The problem: From the entries below, please gather each line containing the string "proceso".

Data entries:
********

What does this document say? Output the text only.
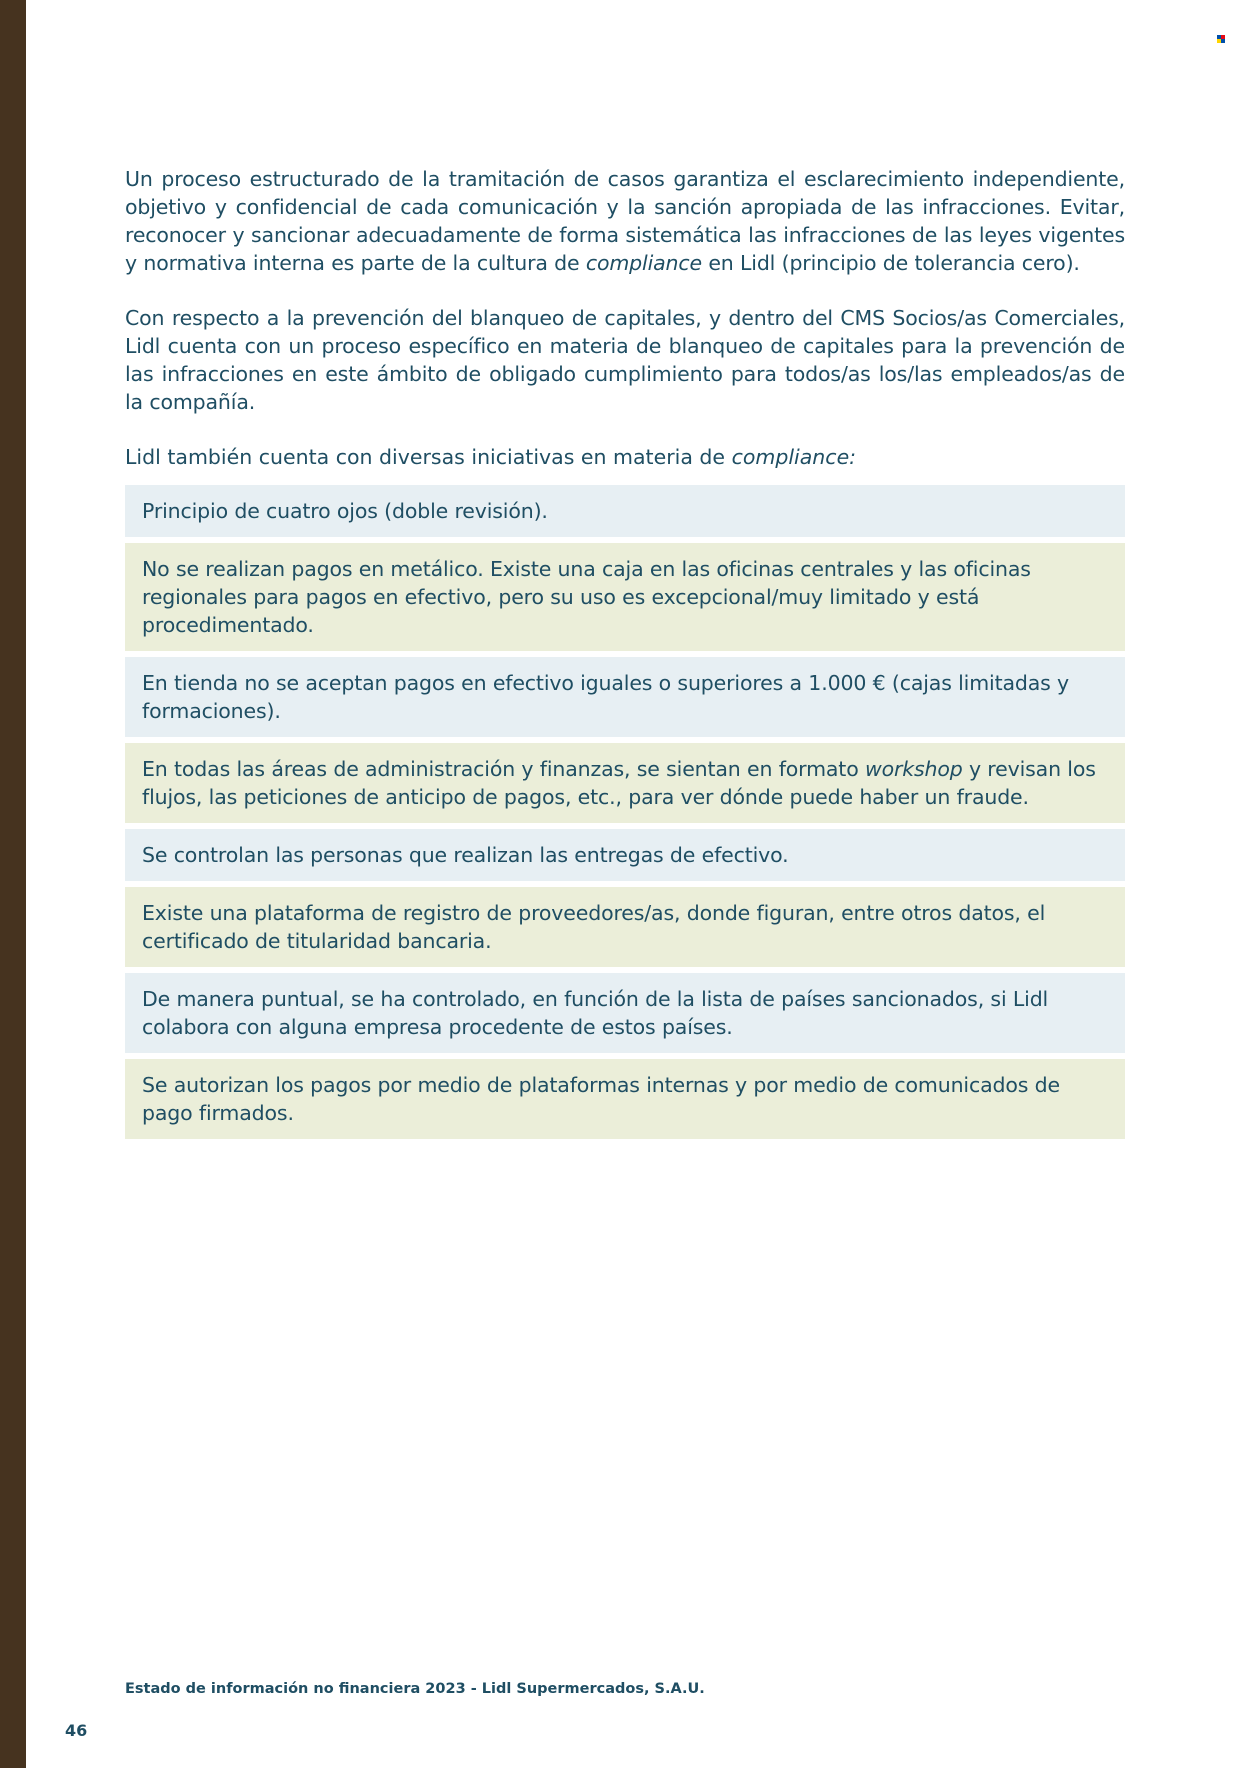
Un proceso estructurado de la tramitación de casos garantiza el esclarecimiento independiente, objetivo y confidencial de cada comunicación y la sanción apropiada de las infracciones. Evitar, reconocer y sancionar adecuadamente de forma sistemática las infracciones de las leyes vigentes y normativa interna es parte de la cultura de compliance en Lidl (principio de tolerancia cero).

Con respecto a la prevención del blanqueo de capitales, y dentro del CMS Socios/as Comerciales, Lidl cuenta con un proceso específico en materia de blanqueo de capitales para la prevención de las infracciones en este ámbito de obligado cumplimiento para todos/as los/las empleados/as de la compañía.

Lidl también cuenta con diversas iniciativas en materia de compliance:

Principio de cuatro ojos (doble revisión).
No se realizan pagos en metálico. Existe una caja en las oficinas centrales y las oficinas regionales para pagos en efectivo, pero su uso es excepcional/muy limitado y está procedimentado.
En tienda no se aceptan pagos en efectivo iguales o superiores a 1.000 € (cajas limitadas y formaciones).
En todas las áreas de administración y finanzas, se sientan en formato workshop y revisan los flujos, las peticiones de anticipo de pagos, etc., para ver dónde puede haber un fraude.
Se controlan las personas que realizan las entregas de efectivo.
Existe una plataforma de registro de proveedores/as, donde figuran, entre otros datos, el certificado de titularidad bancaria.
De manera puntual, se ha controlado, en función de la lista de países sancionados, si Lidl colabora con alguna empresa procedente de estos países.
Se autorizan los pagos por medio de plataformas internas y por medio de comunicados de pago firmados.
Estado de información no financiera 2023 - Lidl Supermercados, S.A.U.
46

********

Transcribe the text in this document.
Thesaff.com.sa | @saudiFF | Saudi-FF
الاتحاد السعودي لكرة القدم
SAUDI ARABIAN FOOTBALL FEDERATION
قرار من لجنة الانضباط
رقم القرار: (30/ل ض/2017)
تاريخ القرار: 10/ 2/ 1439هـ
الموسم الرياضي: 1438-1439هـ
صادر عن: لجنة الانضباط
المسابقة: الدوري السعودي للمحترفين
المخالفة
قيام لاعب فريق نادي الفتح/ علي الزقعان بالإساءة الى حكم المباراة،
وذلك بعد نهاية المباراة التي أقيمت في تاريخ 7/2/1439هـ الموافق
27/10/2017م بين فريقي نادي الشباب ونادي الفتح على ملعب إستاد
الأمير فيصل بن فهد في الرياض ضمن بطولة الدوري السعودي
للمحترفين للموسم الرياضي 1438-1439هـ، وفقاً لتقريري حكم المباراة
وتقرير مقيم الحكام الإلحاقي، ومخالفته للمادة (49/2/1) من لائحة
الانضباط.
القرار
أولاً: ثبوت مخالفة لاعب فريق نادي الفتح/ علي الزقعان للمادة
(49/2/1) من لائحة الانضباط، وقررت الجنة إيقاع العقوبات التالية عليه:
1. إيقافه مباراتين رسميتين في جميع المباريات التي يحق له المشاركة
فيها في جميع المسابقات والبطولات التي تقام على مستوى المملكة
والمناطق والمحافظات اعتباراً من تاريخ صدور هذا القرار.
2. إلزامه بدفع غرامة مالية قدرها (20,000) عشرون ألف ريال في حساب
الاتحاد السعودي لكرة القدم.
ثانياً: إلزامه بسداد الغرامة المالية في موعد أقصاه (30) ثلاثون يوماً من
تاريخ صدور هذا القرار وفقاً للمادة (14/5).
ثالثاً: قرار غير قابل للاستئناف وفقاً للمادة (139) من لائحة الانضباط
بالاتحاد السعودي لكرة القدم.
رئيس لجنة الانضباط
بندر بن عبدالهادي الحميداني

********

Output:
Un proceso estructurado de la tramitación de casos garantiza el esclarecimiento independiente, objetivo y confidencial de cada comunicación y la sanción apropiada de las infracciones. Evitar, reconocer y sancionar adecuadamente de forma sistemática las infracciones de las leyes vigentes y normativa interna es parte de la cultura de compliance en Lidl (principio de tolerancia cero).
Con respecto a la prevención del blanqueo de capitales, y dentro del CMS Socios/as Comerciales, Lidl cuenta con un proceso específico en materia de blanqueo de capitales para la prevención de las infracciones en este ámbito de obligado cumplimiento para todos/as los/las empleados/as de la compañía.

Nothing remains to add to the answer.